[Data entries]
** Begin **
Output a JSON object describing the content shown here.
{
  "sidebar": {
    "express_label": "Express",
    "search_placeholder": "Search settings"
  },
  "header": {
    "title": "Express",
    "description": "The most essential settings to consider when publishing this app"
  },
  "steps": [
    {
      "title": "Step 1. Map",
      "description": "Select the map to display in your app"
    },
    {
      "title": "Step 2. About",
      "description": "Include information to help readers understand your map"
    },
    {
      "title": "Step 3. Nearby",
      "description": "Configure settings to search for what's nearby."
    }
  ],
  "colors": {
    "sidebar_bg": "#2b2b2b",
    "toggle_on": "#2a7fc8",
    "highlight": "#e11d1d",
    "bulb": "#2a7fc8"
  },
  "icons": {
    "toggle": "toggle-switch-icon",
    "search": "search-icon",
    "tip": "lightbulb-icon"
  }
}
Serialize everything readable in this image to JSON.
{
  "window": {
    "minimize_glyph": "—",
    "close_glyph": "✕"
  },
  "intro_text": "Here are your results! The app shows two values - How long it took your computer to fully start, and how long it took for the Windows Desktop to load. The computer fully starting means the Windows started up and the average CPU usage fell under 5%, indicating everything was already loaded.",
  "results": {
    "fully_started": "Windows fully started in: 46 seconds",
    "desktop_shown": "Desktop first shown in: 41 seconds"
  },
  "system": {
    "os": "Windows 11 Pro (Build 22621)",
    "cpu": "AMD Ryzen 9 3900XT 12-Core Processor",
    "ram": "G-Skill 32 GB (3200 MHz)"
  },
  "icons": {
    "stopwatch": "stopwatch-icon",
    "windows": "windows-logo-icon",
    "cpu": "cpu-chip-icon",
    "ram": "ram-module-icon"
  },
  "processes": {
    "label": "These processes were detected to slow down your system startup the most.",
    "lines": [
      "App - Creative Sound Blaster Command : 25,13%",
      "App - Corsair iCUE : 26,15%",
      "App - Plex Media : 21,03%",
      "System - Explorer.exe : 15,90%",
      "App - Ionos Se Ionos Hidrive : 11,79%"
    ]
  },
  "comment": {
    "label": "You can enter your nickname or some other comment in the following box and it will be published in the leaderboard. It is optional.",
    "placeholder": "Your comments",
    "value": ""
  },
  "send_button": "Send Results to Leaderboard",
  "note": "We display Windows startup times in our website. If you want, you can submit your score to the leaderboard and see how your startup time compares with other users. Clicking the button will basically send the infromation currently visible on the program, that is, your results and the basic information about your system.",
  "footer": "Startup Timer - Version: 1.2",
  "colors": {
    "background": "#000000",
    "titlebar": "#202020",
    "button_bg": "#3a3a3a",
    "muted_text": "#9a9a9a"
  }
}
** End **
■ INSTRUCTIONS TO FOLLOW
Extract the full set of entries word for word.

■ RIGHT ANSWER
Output a JSON object describing the content shown here.
{
  "sidebar": {
    "express_label": "Express",
    "search_placeholder": "Search settings"
  },
  "header": {
    "title": "Express",
    "description": "The most essential settings to consider when publishing this app"
  },
  "steps": [
    {
      "title": "Step 1. Map",
      "description": "Select the map to display in your app"
    },
    {
      "title": "Step 2. About",
      "description": "Include information to help readers understand your map"
    },
    {
      "title": "Step 3. Nearby",
      "description": "Configure settings to search for what's nearby."
    }
  ],
  "colors": {
    "sidebar_bg": "#2b2b2b",
    "toggle_on": "#2a7fc8",
    "highlight": "#e11d1d",
    "bulb": "#2a7fc8"
  },
  "icons": {
    "toggle": "toggle-switch-icon",
    "search": "search-icon",
    "tip": "lightbulb-icon"
  }
}
Serialize everything readable in this image to JSON.
{
  "window": {
    "minimize_glyph": "—",
    "close_glyph": "✕"
  },
  "intro_text": "Here are your results! The app shows two values - How long it took your computer to fully start, and how long it took for the Windows Desktop to load. The computer fully starting means the Windows started up and the average CPU usage fell under 5%, indicating everything was already loaded.",
  "results": {
    "fully_started": "Windows fully started in: 46 seconds",
    "desktop_shown": "Desktop first shown in: 41 seconds"
  },
  "system": {
    "os": "Windows 11 Pro (Build 22621)",
    "cpu": "AMD Ryzen 9 3900XT 12-Core Processor",
    "ram": "G-Skill 32 GB (3200 MHz)"
  },
  "icons": {
    "stopwatch": "stopwatch-icon",
    "windows": "windows-logo-icon",
    "cpu": "cpu-chip-icon",
    "ram": "ram-module-icon"
  },
  "processes": {
    "label": "These processes were detected to slow down your system startup the most.",
    "lines": [
      "App - Creative Sound Blaster Command : 25,13%",
      "App - Corsair iCUE : 26,15%",
      "App - Plex Media : 21,03%",
      "System - Explorer.exe : 15,90%",
      "App - Ionos Se Ionos Hidrive : 11,79%"
    ]
  },
  "comment": {
    "label": "You can enter your nickname or some other comment in the following box and it will be published in the leaderboard. It is optional.",
    "placeholder": "Your comments",
    "value": ""
  },
  "send_button": "Send Results to Leaderboard",
  "note": "We display Windows startup times in our website. If you want, you can submit your score to the leaderboard and see how your startup time compares with other users. Clicking the button will basically send the infromation currently visible on the program, that is, your results and the basic information about your system.",
  "footer": "Startup Timer - Version: 1.2",
  "colors": {
    "background": "#000000",
    "titlebar": "#202020",
    "button_bg": "#3a3a3a",
    "muted_text": "#9a9a9a"
  }
}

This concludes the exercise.